- **Aim of the task**
Count how many lines hold the string "name", and give only that number.

● ● ●

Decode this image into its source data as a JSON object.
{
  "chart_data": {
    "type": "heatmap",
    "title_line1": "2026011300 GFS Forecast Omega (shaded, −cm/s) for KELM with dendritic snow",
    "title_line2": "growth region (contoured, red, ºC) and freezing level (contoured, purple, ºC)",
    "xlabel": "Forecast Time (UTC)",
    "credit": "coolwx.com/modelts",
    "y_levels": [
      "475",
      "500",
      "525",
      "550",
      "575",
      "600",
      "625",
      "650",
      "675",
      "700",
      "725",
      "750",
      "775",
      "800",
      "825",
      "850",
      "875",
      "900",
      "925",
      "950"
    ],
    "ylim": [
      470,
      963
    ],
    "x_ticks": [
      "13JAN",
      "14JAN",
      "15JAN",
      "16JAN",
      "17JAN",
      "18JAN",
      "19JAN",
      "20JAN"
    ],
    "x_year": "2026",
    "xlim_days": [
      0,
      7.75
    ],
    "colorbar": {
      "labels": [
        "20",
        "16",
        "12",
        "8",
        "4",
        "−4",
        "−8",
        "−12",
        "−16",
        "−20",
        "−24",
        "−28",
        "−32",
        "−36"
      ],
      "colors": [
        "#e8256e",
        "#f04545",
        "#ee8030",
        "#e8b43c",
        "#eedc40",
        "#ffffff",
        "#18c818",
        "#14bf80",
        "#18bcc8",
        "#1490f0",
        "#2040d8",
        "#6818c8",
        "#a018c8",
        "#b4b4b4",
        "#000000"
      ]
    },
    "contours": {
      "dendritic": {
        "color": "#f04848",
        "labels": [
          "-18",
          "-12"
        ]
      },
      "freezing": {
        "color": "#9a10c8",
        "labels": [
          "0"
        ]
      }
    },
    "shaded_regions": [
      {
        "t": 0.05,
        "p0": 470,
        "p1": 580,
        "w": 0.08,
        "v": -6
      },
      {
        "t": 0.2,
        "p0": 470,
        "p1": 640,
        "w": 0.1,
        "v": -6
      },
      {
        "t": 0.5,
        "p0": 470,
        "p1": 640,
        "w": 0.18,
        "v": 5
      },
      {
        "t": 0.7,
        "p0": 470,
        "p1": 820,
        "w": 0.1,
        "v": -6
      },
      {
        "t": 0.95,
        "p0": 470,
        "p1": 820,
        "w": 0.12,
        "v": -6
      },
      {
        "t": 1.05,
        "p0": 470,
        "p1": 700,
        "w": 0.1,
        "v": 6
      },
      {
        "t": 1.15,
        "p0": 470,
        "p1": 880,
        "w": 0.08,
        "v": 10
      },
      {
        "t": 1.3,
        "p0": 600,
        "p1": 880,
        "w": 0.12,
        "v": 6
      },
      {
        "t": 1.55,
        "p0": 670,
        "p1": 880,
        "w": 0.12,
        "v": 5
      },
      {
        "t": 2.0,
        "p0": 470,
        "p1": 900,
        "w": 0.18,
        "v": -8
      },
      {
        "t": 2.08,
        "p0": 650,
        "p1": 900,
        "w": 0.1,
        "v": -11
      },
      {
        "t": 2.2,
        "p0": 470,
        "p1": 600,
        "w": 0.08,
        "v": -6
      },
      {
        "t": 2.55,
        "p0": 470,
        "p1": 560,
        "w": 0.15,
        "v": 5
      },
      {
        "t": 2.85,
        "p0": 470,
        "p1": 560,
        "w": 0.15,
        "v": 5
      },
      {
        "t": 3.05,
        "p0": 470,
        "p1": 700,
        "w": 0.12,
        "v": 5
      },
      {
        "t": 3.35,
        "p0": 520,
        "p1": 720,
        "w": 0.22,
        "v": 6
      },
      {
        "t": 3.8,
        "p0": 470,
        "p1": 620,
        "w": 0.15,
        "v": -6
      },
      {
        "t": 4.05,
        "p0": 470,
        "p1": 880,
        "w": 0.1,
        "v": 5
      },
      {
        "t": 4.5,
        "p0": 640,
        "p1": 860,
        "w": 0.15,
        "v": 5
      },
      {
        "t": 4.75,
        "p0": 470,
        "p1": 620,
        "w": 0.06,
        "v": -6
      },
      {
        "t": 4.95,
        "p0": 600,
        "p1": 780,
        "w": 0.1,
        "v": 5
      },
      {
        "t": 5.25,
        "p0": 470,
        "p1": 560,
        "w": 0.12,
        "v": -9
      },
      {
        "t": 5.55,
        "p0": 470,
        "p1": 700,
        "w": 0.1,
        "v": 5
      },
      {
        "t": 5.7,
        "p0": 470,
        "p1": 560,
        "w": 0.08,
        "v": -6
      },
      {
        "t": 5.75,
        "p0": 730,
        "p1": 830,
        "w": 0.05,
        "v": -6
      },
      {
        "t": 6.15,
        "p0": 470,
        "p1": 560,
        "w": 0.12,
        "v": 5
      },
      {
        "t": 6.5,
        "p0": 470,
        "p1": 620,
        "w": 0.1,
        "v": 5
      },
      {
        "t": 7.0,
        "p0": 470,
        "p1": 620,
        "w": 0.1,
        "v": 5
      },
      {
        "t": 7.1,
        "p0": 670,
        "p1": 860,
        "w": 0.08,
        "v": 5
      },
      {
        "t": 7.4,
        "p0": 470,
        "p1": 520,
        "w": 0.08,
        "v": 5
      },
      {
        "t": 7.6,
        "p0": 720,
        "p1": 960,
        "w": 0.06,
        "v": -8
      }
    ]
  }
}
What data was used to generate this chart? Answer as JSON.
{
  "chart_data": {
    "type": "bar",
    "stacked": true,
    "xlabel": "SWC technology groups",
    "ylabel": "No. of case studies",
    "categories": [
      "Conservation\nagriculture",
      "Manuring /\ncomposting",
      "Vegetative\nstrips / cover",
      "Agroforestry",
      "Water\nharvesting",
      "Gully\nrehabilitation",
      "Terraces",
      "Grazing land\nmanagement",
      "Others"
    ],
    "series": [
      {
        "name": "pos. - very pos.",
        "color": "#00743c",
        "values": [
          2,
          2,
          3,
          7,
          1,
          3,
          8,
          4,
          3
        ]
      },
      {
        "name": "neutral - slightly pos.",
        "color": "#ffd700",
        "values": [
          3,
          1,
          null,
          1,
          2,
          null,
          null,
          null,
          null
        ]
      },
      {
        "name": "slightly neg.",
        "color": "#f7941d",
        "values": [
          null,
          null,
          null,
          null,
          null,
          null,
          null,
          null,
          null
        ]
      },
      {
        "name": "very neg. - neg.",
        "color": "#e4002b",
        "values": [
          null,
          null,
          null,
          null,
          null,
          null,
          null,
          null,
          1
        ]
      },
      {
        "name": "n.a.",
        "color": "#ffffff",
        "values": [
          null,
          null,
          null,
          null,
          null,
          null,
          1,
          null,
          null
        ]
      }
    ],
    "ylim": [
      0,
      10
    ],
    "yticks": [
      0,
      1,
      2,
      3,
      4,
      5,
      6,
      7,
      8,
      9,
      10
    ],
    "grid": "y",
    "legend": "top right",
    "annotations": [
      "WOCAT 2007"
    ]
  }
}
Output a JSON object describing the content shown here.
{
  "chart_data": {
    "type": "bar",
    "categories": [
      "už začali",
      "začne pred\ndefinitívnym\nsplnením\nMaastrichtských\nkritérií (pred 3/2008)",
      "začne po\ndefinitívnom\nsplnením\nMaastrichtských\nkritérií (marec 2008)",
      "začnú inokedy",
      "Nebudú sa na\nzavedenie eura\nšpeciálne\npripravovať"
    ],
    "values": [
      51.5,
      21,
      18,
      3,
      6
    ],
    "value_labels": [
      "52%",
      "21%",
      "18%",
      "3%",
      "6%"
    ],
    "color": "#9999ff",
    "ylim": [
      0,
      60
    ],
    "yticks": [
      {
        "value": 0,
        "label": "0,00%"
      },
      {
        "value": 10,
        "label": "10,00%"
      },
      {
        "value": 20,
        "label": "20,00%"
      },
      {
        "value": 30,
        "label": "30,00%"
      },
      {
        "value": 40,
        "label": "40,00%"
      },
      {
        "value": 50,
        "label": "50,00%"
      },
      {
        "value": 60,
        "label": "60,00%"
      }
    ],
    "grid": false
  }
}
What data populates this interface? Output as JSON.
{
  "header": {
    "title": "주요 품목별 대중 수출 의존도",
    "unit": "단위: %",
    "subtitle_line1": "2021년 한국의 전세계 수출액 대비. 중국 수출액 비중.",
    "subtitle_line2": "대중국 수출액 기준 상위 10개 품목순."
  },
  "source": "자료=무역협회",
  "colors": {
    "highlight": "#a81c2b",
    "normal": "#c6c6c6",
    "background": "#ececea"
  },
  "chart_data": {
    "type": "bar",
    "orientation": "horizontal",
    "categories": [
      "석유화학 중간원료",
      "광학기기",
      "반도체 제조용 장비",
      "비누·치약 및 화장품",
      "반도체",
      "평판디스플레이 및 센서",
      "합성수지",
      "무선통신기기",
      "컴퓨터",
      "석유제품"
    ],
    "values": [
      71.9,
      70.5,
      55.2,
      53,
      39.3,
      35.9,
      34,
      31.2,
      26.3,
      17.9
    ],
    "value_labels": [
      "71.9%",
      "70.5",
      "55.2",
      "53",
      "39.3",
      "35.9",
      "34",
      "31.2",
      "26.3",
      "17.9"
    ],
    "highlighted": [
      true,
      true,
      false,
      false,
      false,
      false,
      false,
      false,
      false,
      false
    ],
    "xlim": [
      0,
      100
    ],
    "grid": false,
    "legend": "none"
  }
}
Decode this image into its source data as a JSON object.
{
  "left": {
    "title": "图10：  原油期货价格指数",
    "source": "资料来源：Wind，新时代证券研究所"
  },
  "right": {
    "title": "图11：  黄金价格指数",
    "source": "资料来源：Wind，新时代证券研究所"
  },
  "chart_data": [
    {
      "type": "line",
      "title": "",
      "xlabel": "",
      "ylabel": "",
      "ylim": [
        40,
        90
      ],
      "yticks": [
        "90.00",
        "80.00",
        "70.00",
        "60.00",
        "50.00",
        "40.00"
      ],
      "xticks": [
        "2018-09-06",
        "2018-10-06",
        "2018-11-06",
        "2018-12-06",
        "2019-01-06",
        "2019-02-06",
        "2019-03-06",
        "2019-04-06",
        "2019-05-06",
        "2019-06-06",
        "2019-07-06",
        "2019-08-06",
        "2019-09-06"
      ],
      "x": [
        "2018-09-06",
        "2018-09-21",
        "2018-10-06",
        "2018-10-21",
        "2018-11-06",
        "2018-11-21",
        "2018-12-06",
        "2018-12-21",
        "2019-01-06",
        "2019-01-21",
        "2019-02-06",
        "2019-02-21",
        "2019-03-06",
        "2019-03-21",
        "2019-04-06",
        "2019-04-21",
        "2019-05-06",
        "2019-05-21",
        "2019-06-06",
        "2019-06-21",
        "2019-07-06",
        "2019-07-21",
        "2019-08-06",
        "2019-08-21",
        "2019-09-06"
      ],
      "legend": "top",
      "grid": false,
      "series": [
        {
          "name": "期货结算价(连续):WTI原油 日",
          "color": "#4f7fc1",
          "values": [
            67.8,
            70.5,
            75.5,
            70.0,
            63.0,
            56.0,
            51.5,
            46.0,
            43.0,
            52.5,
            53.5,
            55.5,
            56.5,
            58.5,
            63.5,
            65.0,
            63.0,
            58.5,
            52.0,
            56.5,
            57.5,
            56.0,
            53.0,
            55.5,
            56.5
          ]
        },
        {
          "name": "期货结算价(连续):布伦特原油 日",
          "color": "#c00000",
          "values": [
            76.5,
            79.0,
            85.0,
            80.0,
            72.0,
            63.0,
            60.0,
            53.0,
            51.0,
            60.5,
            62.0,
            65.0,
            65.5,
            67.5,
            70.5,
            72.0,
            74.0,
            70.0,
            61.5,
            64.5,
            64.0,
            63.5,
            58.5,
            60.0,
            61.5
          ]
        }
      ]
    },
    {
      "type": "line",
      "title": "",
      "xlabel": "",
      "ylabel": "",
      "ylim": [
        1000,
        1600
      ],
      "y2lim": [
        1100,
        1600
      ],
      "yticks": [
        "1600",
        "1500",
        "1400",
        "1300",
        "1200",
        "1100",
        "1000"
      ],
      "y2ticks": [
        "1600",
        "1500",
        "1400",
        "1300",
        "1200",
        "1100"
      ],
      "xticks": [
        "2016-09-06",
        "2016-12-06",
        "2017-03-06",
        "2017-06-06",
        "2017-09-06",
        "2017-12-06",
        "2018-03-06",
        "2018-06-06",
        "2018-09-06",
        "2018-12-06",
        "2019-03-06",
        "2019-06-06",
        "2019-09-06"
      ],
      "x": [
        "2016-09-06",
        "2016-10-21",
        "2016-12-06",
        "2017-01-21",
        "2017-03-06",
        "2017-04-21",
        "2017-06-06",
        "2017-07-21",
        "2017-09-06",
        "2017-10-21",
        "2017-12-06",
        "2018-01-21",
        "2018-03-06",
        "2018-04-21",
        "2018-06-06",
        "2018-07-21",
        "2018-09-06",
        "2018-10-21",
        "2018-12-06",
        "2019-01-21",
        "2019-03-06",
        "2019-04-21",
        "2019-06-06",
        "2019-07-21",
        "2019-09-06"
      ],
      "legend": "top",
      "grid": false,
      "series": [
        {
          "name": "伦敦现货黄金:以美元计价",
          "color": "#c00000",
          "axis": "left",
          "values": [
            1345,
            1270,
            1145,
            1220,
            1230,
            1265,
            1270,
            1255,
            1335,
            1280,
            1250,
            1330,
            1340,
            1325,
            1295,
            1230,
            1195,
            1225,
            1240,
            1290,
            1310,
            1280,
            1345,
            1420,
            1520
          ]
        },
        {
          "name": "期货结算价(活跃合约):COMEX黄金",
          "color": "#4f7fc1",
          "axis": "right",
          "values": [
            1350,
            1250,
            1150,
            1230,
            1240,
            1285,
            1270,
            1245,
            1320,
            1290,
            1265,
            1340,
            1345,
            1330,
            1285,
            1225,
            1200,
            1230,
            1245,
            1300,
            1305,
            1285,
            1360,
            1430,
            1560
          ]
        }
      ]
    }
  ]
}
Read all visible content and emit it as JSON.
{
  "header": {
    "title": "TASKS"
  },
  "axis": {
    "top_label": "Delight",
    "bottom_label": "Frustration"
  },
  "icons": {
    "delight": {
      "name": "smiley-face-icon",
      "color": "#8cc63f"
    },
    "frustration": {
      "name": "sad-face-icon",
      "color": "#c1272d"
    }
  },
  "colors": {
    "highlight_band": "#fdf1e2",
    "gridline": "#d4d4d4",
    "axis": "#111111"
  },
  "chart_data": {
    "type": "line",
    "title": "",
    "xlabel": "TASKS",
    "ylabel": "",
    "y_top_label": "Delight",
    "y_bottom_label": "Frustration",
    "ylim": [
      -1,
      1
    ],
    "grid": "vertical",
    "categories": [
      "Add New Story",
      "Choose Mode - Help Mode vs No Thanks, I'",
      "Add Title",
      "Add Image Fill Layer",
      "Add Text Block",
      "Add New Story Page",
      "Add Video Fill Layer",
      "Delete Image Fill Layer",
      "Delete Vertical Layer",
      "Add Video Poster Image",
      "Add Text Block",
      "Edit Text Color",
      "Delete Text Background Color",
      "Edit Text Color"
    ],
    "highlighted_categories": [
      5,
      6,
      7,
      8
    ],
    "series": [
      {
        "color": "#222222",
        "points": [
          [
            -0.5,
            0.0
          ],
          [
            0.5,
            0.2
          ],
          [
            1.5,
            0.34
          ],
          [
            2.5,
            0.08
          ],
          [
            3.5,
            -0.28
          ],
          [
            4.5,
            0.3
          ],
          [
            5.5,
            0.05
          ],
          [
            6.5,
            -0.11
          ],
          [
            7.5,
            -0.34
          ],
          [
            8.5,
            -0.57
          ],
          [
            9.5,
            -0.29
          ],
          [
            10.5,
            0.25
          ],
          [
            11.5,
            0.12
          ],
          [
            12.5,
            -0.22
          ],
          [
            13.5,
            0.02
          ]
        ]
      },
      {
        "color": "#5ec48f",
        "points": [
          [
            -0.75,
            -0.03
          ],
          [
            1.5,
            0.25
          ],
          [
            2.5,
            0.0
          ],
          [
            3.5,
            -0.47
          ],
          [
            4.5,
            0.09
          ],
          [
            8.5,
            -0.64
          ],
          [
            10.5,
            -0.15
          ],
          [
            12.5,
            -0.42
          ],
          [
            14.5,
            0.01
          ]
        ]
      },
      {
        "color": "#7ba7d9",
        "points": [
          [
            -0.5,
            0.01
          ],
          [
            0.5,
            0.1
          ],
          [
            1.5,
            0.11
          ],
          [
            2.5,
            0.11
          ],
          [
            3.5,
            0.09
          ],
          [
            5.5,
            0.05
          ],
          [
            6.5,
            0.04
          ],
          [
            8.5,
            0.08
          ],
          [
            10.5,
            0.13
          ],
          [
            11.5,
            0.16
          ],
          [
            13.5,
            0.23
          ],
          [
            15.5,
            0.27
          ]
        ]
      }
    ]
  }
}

● ● ●

- **Exercise answer**
11